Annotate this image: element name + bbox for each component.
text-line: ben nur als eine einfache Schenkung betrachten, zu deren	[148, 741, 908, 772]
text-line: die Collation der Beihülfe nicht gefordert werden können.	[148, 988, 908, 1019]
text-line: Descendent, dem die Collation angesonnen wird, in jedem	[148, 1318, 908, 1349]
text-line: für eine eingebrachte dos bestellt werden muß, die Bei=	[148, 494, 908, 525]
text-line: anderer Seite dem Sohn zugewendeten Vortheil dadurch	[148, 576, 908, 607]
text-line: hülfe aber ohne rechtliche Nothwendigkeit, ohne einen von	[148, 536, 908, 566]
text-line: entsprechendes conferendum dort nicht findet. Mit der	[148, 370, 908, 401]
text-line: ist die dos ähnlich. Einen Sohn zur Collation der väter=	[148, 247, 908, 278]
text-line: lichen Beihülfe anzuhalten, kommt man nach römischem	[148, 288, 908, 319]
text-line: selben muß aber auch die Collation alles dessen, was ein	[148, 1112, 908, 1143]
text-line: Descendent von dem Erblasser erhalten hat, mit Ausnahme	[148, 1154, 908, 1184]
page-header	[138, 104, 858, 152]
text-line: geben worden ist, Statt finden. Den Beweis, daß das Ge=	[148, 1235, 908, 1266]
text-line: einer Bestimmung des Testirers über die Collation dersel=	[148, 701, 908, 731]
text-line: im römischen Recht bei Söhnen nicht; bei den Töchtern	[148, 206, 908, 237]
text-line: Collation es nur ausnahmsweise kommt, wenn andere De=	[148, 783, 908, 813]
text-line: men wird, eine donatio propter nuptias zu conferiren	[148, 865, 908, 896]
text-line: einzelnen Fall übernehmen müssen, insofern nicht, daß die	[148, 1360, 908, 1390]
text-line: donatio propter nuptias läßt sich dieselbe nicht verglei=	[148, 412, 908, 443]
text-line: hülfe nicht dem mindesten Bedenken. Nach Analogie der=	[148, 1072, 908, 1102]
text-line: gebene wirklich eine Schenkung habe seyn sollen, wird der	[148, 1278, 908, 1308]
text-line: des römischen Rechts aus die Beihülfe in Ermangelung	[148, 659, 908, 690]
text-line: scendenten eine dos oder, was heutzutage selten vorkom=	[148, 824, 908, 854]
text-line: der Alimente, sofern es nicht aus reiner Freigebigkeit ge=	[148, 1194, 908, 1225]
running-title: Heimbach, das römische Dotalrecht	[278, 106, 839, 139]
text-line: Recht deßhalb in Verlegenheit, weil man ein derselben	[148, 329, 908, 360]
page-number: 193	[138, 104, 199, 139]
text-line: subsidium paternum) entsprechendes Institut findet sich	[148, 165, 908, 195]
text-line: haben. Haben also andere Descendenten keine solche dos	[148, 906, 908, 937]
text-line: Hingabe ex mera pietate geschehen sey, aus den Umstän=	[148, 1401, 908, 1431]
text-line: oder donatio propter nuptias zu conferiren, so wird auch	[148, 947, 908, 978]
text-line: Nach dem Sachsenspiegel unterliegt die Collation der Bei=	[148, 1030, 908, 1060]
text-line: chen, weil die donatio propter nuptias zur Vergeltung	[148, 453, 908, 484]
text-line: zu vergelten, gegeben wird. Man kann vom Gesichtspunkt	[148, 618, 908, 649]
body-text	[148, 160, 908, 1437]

- [Stated task]:
Reproduce the data above word for word, keeping every line and its numbers unchanged.

- [Response for this exercise]:
Annotate this image: element name + bbox for each component.
text-line: ben nur als eine einfache Schenkung betrachten, zu deren	[148, 741, 908, 772]
text-line: die Collation der Beihülfe nicht gefordert werden können.	[148, 988, 908, 1019]
text-line: Descendent, dem die Collation angesonnen wird, in jedem	[148, 1318, 908, 1349]
text-line: für eine eingebrachte dos bestellt werden muß, die Bei=	[148, 494, 908, 525]
text-line: anderer Seite dem Sohn zugewendeten Vortheil dadurch	[148, 576, 908, 607]
text-line: hülfe aber ohne rechtliche Nothwendigkeit, ohne einen von	[148, 536, 908, 566]
text-line: entsprechendes conferendum dort nicht findet. Mit der	[148, 370, 908, 401]
text-line: ist die dos ähnlich. Einen Sohn zur Collation der väter=	[148, 247, 908, 278]
text-line: lichen Beihülfe anzuhalten, kommt man nach römischem	[148, 288, 908, 319]
text-line: selben muß aber auch die Collation alles dessen, was ein	[148, 1112, 908, 1143]
text-line: Descendent von dem Erblasser erhalten hat, mit Ausnahme	[148, 1154, 908, 1184]
page-header	[138, 104, 858, 152]
text-line: geben worden ist, Statt finden. Den Beweis, daß das Ge=	[148, 1235, 908, 1266]
text-line: einer Bestimmung des Testirers über die Collation dersel=	[148, 701, 908, 731]
text-line: im römischen Recht bei Söhnen nicht; bei den Töchtern	[148, 206, 908, 237]
text-line: Collation es nur ausnahmsweise kommt, wenn andere De=	[148, 783, 908, 813]
text-line: men wird, eine donatio propter nuptias zu conferiren	[148, 865, 908, 896]
text-line: einzelnen Fall übernehmen müssen, insofern nicht, daß die	[148, 1360, 908, 1390]
text-line: donatio propter nuptias läßt sich dieselbe nicht verglei=	[148, 412, 908, 443]
text-line: hülfe nicht dem mindesten Bedenken. Nach Analogie der=	[148, 1072, 908, 1102]
text-line: gebene wirklich eine Schenkung habe seyn sollen, wird der	[148, 1278, 908, 1308]
text-line: des römischen Rechts aus die Beihülfe in Ermangelung	[148, 659, 908, 690]
text-line: scendenten eine dos oder, was heutzutage selten vorkom=	[148, 824, 908, 854]
text-line: der Alimente, sofern es nicht aus reiner Freigebigkeit ge=	[148, 1194, 908, 1225]
running-title: Heimbach, das römische Dotalrecht	[278, 106, 839, 139]
text-line: Recht deßhalb in Verlegenheit, weil man ein derselben	[148, 329, 908, 360]
page-number: 193	[138, 104, 199, 139]
text-line: subsidium paternum) entsprechendes Institut findet sich	[148, 165, 908, 195]
text-line: haben. Haben also andere Descendenten keine solche dos	[148, 906, 908, 937]
text-line: Hingabe ex mera pietate geschehen sey, aus den Umstän=	[148, 1401, 908, 1431]
text-line: oder donatio propter nuptias zu conferiren, so wird auch	[148, 947, 908, 978]
text-line: Nach dem Sachsenspiegel unterliegt die Collation der Bei=	[148, 1030, 908, 1060]
text-line: chen, weil die donatio propter nuptias zur Vergeltung	[148, 453, 908, 484]
text-line: zu vergelten, gegeben wird. Man kann vom Gesichtspunkt	[148, 618, 908, 649]
body-text	[148, 160, 908, 1437]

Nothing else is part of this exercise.